## [What is asked]
Hunt for the word "colors" across the entries below, copying each line that holds it.
═══ Extracted information ═══
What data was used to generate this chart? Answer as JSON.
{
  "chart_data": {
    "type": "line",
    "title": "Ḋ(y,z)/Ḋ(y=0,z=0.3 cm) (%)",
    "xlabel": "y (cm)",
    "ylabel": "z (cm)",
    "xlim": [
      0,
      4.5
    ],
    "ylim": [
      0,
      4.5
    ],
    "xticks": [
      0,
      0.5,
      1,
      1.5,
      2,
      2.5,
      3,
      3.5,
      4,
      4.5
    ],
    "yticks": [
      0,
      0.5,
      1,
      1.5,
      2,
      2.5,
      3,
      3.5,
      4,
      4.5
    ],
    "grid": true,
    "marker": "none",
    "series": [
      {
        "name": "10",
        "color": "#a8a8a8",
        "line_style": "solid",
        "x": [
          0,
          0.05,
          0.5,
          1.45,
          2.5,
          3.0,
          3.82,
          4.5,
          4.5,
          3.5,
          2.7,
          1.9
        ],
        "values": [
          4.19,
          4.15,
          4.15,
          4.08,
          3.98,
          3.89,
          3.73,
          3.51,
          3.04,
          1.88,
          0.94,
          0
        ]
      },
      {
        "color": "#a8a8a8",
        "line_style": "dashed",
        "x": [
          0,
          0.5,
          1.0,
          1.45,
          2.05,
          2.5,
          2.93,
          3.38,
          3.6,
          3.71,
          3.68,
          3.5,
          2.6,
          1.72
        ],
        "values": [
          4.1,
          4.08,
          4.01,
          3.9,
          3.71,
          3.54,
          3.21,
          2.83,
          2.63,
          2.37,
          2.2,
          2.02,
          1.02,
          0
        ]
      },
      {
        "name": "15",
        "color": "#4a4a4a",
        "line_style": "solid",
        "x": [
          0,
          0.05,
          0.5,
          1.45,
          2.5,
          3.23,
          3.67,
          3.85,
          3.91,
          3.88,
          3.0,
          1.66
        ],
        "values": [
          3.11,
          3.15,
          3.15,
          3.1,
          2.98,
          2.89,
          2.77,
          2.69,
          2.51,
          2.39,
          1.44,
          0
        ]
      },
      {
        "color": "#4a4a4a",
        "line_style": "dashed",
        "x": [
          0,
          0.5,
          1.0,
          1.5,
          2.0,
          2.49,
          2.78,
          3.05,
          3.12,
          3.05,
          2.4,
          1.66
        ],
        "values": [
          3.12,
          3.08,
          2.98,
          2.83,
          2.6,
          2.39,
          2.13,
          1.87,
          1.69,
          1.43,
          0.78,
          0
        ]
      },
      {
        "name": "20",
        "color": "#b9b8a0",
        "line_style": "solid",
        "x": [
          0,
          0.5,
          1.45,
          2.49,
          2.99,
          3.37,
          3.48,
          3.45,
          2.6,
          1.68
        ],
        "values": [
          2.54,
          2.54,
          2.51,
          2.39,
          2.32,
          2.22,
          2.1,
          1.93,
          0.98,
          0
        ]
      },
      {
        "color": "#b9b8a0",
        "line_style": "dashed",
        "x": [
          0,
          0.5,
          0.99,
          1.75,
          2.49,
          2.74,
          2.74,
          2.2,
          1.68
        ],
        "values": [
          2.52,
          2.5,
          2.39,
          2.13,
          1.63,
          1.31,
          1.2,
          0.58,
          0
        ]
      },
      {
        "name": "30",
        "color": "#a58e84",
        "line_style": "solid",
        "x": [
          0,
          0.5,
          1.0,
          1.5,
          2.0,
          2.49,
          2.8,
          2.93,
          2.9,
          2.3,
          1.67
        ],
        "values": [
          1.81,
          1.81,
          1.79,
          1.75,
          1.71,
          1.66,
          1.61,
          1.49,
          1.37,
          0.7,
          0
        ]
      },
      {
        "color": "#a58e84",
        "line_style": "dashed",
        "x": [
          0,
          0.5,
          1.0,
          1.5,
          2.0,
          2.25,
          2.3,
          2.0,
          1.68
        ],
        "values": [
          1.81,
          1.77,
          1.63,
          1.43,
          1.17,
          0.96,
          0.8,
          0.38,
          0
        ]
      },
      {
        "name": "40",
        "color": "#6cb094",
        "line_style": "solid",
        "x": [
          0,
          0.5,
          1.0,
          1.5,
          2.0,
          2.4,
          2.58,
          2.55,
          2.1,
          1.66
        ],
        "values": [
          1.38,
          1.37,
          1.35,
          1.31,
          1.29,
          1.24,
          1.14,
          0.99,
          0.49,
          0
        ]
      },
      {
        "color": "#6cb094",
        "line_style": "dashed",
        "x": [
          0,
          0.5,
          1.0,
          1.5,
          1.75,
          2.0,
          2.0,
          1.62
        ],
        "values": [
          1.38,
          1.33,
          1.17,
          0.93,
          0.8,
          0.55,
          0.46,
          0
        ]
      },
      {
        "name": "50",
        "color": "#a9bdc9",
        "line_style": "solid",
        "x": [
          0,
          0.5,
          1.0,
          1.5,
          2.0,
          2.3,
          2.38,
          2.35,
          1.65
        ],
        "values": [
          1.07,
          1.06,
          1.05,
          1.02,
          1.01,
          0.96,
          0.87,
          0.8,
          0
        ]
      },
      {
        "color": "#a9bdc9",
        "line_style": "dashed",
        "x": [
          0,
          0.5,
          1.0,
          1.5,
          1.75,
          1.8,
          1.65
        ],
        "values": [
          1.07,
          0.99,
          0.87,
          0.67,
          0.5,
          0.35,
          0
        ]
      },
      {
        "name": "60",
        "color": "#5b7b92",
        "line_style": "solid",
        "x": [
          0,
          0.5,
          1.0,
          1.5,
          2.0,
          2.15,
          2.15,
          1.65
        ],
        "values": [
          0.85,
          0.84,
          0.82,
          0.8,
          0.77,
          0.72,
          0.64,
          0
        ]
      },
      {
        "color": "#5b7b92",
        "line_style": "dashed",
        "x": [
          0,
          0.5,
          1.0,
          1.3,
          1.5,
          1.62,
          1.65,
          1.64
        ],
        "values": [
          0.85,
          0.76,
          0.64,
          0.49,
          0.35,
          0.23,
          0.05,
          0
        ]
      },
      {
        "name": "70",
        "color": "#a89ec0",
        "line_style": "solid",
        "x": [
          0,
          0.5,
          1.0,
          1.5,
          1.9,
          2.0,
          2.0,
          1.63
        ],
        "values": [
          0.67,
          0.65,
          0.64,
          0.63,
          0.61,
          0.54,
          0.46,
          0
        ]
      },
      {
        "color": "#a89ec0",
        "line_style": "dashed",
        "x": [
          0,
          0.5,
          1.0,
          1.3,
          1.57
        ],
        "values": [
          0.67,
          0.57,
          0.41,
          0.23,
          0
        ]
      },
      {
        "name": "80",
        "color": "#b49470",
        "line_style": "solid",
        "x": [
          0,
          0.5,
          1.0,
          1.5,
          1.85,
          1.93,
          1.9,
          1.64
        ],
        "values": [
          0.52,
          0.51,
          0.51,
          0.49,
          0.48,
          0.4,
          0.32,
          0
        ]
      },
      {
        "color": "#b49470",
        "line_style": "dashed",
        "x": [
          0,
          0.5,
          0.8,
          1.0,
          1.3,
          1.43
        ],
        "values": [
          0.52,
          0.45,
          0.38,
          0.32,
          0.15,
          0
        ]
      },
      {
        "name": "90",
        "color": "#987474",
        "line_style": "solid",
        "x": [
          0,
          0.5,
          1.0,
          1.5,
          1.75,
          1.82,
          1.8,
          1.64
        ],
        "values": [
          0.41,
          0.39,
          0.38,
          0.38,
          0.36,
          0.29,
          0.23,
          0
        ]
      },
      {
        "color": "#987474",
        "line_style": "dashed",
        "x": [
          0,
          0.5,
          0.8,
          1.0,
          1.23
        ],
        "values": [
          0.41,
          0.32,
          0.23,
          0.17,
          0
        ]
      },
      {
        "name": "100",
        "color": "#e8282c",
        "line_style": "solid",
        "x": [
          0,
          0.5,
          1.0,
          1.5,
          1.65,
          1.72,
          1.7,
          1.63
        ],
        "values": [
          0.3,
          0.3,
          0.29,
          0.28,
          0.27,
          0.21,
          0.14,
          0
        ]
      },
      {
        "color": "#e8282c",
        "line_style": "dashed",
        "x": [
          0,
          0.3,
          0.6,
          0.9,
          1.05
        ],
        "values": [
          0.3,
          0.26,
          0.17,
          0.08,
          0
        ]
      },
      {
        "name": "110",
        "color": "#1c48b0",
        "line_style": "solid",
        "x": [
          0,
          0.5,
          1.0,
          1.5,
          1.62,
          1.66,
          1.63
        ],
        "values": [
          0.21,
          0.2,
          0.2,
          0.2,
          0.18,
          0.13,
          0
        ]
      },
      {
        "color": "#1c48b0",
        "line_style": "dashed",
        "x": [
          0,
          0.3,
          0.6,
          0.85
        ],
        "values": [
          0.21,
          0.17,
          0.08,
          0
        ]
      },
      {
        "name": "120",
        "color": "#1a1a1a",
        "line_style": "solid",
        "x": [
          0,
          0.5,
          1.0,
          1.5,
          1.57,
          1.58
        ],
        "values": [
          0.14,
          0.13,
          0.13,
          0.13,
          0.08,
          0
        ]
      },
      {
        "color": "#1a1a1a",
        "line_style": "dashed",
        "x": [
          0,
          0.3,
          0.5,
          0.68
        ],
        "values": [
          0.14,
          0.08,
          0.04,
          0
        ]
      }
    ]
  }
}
═══
═══ Extracted information ═══
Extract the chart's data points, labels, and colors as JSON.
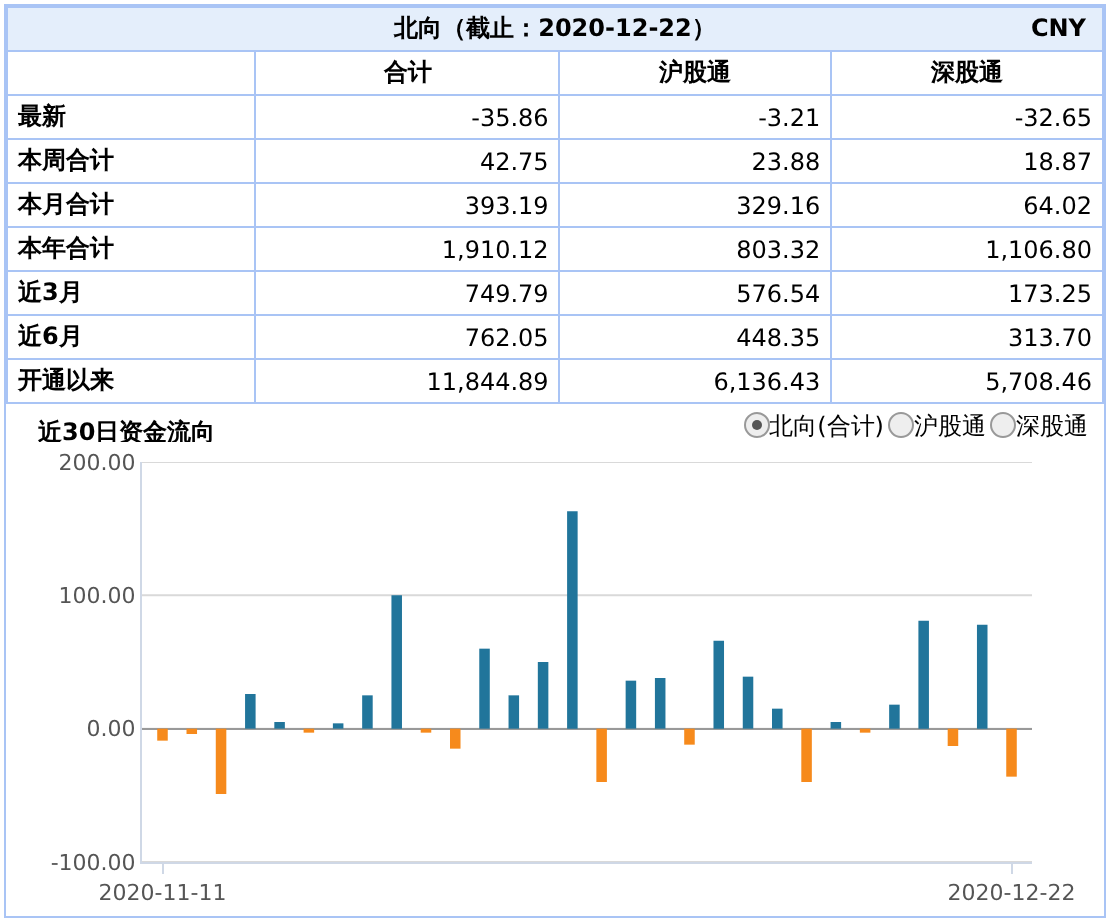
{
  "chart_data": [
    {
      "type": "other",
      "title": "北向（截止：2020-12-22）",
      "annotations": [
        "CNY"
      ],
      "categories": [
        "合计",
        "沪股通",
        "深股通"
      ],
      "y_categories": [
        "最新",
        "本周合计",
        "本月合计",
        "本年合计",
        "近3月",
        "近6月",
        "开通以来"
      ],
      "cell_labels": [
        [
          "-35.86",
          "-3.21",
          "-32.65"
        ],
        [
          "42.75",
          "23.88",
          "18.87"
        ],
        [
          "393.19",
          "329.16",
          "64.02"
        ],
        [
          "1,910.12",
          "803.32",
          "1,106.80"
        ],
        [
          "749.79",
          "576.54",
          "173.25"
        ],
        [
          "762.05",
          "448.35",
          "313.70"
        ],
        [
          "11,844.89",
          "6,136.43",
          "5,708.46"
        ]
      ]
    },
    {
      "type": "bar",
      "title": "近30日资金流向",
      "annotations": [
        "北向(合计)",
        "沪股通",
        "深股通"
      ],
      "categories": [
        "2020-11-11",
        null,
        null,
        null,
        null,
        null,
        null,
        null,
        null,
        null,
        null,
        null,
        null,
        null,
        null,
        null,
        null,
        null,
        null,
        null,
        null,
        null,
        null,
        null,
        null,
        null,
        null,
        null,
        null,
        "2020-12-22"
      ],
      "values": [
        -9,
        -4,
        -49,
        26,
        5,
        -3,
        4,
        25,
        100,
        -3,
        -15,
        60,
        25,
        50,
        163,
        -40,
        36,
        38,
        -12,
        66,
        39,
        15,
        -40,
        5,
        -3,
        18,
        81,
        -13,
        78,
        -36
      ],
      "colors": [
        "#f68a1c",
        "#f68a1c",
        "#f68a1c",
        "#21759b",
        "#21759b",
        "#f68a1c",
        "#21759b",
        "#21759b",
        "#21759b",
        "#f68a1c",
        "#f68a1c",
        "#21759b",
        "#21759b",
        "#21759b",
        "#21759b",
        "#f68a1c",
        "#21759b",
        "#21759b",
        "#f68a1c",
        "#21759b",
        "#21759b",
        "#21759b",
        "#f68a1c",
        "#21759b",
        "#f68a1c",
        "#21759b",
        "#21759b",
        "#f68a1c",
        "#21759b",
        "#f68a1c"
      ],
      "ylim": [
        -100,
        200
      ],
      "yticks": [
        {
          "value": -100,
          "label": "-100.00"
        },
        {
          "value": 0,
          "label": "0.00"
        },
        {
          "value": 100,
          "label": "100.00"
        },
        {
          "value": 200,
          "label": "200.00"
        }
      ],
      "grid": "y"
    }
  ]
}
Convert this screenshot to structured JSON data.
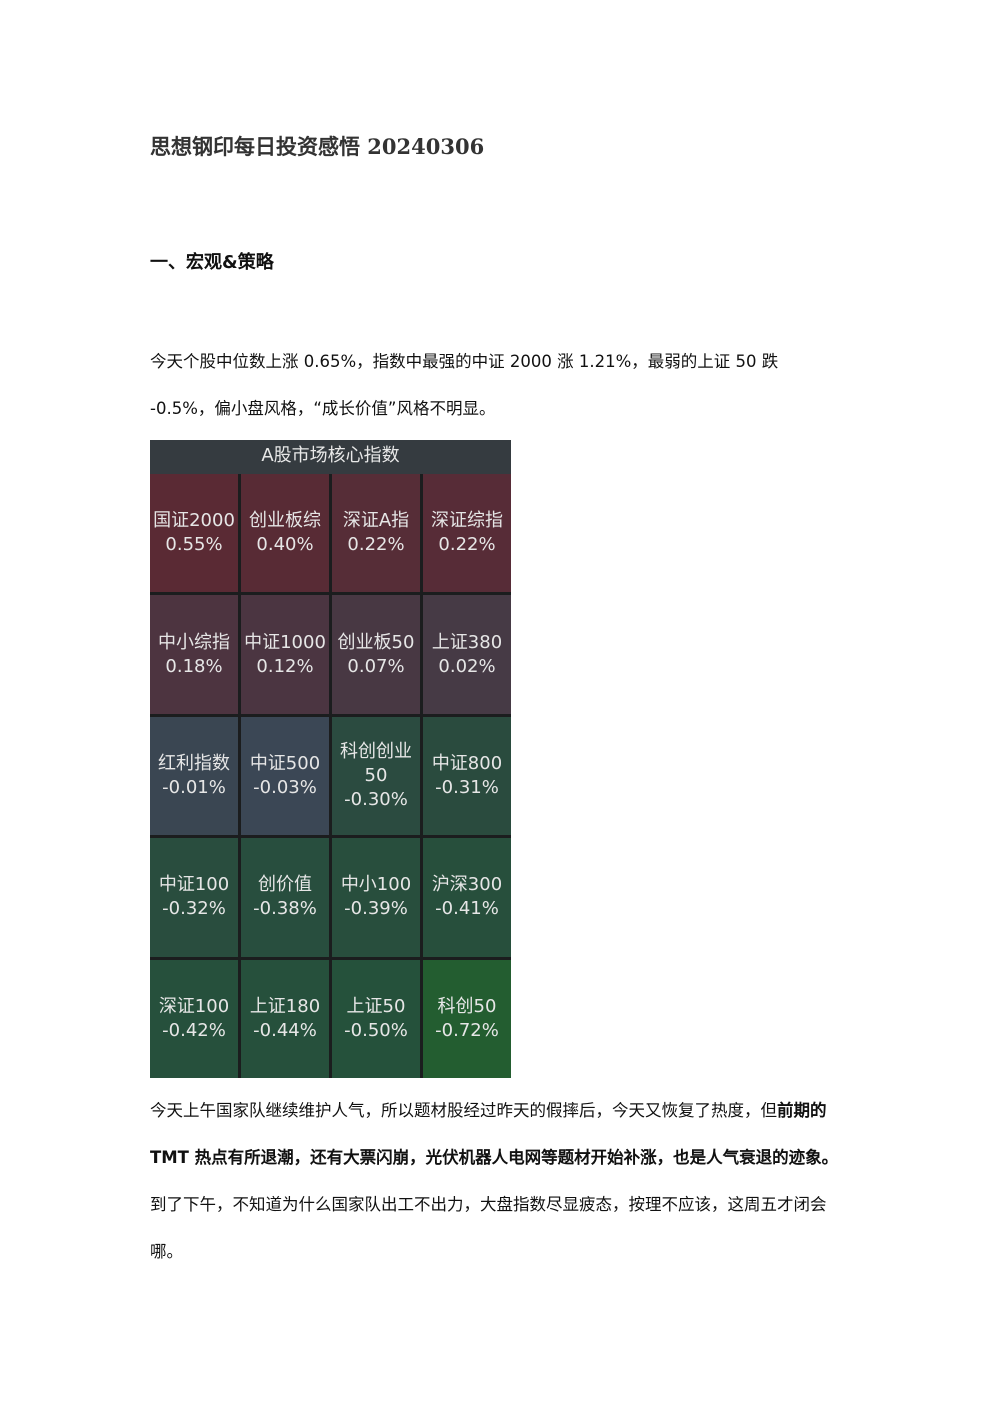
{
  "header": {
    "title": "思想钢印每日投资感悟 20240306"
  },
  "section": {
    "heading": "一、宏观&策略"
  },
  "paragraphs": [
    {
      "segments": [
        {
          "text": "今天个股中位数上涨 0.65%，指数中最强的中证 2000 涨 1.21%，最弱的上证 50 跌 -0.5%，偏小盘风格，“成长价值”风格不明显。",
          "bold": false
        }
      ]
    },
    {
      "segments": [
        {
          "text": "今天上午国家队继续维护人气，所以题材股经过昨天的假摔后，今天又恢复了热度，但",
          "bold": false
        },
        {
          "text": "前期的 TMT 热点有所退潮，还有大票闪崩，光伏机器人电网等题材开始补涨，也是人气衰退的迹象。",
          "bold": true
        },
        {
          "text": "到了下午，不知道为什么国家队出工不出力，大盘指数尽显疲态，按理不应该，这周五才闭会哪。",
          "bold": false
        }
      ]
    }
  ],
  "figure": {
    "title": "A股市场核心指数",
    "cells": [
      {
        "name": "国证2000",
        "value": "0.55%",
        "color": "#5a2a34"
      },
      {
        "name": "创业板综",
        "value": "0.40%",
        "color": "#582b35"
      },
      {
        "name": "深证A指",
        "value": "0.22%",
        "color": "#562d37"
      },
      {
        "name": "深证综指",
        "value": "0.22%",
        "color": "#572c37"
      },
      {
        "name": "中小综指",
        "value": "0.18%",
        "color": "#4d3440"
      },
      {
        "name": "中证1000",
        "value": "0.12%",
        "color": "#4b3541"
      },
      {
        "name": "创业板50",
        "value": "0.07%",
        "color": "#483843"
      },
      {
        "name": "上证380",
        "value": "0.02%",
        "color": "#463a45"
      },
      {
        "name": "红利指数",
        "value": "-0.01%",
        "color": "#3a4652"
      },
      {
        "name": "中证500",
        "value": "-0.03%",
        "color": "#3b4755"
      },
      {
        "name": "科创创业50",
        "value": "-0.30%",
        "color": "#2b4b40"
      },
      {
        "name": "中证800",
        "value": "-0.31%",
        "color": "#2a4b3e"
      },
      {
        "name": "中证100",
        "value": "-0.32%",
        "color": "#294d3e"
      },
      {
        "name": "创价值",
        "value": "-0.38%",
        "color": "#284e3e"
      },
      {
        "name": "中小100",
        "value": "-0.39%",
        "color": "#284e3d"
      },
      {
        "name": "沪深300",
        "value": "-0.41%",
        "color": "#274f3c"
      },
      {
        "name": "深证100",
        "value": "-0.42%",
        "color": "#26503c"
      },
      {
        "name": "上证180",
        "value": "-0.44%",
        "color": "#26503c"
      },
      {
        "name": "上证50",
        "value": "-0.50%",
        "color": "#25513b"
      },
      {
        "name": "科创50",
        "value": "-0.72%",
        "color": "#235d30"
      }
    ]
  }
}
═══
## [Solution for this problem]
Extract the chart's data points, labels, and colors as JSON.
      "colors": [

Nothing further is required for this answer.